### Ausgewählter Auszug
Fortwährende Popularität, wie beispielsweise Depeche Mode sie hat, waren Orchestral Manoeuvres In the Dark (OMD) nie beschieden. Und das, obwohl sie zu den Gründungsvätern der elektronischen Popmusik zählen und auch eine neue Generation von Musikern, die vielleicht als Kinder beim Stöbern im elterlichen Plattenschrank auf sie aufmerksam wurden, beeinflusst haben. Man höre sich einfach mal "This Fractured Mind" der noch jungen amerikanischen Band Nation Of Language an.

Vor allem ihre ersten Alben "Orchestral Manoeuvres In The Dark", "Organisation" (beide 1980) und das stilprägende "Architecture & Morality" (1981, darauf enthalten "Maid Of Orleans") zählen immer noch zu den schönsten Werken synthesizerbasierter Musik. Andy McCluskey und Paul Humphreys verleugneten ihre Liebe zu Kraftwerk zu keiner Zeit, lieferten aber ihre ganz eigene Interpretation ab. Einem Stück wie "Electricity" ist die textliche wie musikalische Liebe zu Kraftwerks "Radioaktivität" implementiert worden. Allein McCluskeys alertes Organ verleiht den kühl-synthetischen Kompositionen eine menschliche Wärme, wie sie bei den Düsseldorfern nie vorkommen würde.

Doch im Laufe der 1980er änderte sich der Sound der beiden immens, wurde kommerzieller und weichgespülter. Zwar hatten OMD noch einige kleine Charterfolge - vor allem in Deutschland - aber der Stern der Synthie-Popper sank ziemlich schnell. Was folgte, ist kurz erklärt: Humphreys verließ OMD, McCluskey machte alleine weiter, mit zeitweiligem Erfolg ("Sailing On The Seven Seas" von 1991 hat sich überraschend als stabiler Radio-Song erwiesen). Insgesamt konnte man aber sagen: Orchestral Manoeuvres In The Dark waren nur noch ein Schatten ihrer selbst.

### Bereitgestellte Zeilen
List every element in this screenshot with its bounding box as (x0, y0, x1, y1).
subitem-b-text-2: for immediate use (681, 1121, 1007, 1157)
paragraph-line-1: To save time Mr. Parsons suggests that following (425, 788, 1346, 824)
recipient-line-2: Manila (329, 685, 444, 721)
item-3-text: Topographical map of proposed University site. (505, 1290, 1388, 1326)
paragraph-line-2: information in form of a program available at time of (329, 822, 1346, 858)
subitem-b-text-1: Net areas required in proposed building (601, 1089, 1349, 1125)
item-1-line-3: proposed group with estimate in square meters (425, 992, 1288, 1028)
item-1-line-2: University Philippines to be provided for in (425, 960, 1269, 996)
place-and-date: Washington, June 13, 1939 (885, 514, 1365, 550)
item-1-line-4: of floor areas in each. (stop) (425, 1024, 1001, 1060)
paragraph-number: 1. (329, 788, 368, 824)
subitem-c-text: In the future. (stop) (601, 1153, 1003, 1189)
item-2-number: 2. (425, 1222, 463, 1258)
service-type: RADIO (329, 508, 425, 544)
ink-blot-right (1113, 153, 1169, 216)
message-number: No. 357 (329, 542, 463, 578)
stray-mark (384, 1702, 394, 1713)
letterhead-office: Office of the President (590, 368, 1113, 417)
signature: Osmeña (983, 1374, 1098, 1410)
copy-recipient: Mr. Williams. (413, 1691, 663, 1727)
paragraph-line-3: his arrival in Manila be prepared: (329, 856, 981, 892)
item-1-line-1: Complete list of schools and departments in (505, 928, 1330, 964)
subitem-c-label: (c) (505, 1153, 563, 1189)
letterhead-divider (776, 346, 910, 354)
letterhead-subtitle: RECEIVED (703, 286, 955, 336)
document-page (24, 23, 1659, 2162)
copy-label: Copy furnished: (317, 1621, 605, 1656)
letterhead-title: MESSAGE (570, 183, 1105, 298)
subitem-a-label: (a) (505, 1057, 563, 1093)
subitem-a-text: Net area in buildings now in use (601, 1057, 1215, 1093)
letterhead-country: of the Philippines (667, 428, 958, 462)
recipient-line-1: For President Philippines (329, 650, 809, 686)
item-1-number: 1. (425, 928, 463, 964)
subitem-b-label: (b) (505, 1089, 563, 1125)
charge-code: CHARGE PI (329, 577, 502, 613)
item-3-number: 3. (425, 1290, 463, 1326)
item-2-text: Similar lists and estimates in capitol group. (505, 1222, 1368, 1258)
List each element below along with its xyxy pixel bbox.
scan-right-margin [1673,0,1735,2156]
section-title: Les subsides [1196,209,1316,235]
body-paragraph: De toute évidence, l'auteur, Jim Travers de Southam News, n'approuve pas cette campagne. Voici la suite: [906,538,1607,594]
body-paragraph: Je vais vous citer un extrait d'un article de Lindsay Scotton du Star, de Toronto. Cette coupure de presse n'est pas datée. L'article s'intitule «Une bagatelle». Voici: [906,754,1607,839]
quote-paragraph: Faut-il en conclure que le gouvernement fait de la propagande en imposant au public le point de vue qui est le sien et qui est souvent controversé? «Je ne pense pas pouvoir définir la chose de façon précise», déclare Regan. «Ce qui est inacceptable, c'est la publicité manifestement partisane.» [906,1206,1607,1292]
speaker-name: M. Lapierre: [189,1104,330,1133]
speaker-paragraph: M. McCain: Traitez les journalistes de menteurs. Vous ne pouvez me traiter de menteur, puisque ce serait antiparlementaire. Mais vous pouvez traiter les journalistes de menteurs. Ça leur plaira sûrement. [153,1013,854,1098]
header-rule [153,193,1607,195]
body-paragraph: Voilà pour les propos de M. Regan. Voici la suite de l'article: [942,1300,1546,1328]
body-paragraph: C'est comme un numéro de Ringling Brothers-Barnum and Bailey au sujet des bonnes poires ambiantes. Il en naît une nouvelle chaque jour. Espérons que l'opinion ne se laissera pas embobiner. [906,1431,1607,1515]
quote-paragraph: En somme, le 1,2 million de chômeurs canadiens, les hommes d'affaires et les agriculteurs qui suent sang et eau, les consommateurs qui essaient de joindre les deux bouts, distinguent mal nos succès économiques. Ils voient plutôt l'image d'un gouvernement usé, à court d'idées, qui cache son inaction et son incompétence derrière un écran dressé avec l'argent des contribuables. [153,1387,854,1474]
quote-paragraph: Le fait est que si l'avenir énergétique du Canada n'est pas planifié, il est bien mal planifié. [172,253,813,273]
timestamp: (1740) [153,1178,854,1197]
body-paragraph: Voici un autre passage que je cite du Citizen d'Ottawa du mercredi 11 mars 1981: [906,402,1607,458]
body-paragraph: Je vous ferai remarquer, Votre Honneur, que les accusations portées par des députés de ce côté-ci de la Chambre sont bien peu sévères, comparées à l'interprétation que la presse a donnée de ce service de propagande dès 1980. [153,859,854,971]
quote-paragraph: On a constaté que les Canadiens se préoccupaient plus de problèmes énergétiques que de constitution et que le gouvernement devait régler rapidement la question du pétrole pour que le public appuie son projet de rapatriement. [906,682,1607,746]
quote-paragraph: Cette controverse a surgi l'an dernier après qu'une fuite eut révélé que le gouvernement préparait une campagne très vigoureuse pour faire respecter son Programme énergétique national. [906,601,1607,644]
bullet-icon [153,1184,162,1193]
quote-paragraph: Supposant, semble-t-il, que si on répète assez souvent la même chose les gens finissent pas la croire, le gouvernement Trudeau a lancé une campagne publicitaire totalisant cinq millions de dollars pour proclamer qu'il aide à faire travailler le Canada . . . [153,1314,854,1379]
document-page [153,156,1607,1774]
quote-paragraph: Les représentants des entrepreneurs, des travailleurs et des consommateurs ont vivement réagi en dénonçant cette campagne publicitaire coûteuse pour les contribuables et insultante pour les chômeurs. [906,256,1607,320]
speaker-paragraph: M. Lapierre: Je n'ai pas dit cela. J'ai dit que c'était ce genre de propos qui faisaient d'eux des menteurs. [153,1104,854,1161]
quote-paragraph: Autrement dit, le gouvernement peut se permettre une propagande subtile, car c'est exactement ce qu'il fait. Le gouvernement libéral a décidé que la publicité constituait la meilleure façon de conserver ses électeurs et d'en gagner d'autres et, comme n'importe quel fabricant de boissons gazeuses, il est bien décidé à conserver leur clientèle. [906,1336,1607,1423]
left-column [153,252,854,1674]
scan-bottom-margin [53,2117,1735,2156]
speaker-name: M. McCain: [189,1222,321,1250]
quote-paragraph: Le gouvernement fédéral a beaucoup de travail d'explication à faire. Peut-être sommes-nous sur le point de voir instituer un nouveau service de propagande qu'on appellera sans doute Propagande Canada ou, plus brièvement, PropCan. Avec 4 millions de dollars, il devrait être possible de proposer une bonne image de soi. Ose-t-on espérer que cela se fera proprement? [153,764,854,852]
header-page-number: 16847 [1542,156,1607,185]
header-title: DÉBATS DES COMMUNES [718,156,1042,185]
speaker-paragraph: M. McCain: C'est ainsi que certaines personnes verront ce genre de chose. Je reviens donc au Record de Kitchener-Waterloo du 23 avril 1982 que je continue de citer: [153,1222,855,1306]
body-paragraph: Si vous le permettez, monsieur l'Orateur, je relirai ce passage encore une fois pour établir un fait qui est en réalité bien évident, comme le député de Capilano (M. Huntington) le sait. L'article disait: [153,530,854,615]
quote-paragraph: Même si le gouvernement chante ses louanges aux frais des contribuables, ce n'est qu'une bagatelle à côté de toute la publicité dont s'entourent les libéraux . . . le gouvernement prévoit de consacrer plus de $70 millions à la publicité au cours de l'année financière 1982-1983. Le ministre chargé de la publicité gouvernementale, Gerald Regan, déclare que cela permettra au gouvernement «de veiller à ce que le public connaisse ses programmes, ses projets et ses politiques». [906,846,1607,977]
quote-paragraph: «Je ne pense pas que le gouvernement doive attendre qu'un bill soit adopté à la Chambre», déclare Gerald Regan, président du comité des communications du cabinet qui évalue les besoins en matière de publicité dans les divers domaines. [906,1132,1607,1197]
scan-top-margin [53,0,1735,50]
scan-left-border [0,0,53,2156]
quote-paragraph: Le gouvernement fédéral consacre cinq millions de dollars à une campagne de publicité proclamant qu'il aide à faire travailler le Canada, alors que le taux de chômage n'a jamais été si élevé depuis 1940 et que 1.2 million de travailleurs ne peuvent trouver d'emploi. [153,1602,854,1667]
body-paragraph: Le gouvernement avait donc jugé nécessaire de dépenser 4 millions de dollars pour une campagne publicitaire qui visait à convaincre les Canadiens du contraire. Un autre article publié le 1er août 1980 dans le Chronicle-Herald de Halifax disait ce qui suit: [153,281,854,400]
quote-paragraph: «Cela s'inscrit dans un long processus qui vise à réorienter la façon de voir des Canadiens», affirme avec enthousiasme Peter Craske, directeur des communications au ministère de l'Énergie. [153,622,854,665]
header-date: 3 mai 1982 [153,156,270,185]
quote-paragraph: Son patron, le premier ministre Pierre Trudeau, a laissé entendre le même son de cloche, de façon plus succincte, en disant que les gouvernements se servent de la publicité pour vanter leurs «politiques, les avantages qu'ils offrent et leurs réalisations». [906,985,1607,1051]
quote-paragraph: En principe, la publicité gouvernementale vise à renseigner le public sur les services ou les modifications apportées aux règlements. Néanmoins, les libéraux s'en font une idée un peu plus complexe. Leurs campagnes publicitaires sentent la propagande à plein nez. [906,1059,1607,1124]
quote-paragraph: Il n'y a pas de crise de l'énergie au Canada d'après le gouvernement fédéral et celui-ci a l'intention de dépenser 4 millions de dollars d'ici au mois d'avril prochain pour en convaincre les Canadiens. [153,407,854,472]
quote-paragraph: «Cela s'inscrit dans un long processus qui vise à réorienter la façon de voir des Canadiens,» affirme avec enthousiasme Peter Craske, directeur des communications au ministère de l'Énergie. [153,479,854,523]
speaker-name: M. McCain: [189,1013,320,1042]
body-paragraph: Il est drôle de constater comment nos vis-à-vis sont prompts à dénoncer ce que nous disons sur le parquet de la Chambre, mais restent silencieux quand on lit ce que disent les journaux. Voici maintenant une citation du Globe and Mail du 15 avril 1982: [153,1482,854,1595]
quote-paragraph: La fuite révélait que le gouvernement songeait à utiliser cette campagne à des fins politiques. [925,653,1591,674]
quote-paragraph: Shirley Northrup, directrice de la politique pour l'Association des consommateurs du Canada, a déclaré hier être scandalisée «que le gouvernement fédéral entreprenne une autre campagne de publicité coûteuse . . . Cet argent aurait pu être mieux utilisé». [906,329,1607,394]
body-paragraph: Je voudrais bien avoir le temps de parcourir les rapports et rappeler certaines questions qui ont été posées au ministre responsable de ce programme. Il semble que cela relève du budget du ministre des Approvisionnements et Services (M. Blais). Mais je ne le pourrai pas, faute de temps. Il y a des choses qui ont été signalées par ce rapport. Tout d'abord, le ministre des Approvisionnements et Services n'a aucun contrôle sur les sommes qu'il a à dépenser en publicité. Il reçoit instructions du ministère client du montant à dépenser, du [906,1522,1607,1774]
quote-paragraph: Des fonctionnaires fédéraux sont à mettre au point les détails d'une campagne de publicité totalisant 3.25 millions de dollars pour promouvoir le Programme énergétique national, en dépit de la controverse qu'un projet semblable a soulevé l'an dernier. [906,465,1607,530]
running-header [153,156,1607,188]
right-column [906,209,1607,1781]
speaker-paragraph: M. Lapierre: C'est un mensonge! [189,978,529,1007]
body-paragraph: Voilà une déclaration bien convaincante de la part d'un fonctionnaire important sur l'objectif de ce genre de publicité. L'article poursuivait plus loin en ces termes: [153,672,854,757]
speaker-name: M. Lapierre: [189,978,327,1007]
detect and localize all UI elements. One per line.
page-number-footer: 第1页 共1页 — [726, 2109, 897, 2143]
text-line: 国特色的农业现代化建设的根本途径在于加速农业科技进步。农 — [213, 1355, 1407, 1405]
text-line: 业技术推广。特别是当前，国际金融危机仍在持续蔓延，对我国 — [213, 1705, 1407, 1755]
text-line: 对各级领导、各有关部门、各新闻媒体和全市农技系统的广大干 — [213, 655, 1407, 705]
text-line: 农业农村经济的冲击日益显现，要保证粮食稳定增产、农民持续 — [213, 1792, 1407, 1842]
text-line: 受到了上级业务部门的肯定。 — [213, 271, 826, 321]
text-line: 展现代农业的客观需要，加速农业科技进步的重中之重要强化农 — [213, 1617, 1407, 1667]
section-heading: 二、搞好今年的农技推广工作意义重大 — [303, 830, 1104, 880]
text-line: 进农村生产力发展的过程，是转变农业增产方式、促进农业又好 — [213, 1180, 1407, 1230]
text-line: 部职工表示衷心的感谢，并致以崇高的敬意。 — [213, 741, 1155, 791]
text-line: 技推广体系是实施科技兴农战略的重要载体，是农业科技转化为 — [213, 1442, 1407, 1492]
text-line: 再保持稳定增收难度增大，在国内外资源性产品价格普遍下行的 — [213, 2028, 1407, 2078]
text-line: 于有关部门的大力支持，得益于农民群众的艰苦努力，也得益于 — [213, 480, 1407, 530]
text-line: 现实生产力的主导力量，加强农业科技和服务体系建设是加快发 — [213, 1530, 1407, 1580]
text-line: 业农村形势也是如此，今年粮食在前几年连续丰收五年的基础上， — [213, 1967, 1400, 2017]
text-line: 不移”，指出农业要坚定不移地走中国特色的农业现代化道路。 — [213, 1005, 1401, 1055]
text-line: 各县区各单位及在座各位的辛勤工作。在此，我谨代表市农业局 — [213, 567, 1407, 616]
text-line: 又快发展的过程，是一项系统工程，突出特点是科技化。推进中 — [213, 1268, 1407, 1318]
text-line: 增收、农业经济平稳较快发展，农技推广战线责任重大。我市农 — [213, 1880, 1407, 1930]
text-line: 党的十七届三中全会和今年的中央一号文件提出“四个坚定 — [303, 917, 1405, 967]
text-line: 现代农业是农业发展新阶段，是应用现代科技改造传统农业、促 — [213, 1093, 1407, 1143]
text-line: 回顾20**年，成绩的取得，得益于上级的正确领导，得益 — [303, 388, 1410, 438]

### Bearbeite Folgendes
1 - In welchem Jahr erschien laut dem Auszug über OMD das Album „Architecture & Morality“?
2 - Stimmen diese Aussagen mit dem Auszug über OMD überein? Antworte jeweils mit Ja oder Nein und zitiere die entscheidenden Worte des Auszugs. (a) Nach dem Weggang von Humphreys setzte McCluskey OMD allein fort. (b) OMD waren stets so dauerhaft populär wie Depeche Mode. (c) Im Laufe der 1980er wurde der Sound von OMD weniger kommerziell.
3 - Übernimm aus dem Auszug über OMD wortgetreu die Stelle von „Fortwährende Popularität, wie“ bis einschließlich „Of Language an.“.

### Antworten
1 - 1981

2 -
(a) Ja: „Humphreys verließ OMD, McCluskey machte alleine weiter“
(b) Nein: „Fortwährende Popularität, wie beispielsweise Depeche Mode sie hat, waren Orchestral Manoeuvres In the Dark (OMD) nie beschieden.“
(c) Nein: „wurde kommerzieller und weichgespülter“

3 -
Fortwährende Popularität, wie beispielsweise Depeche Mode sie hat, waren Orchestral Manoeuvres In the Dark (OMD) nie beschieden. Und das, obwohl sie zu den Gründungsvätern der elektronischen Popmusik zählen und auch eine neue Generation von Musikern, die vielleicht als Kinder beim Stöbern im elterlichen Plattenschrank auf sie aufmerksam wurden, beeinflusst haben. Man höre sich einfach mal "This Fractured Mind" der noch jungen amerikanischen Band Nation Of Language an.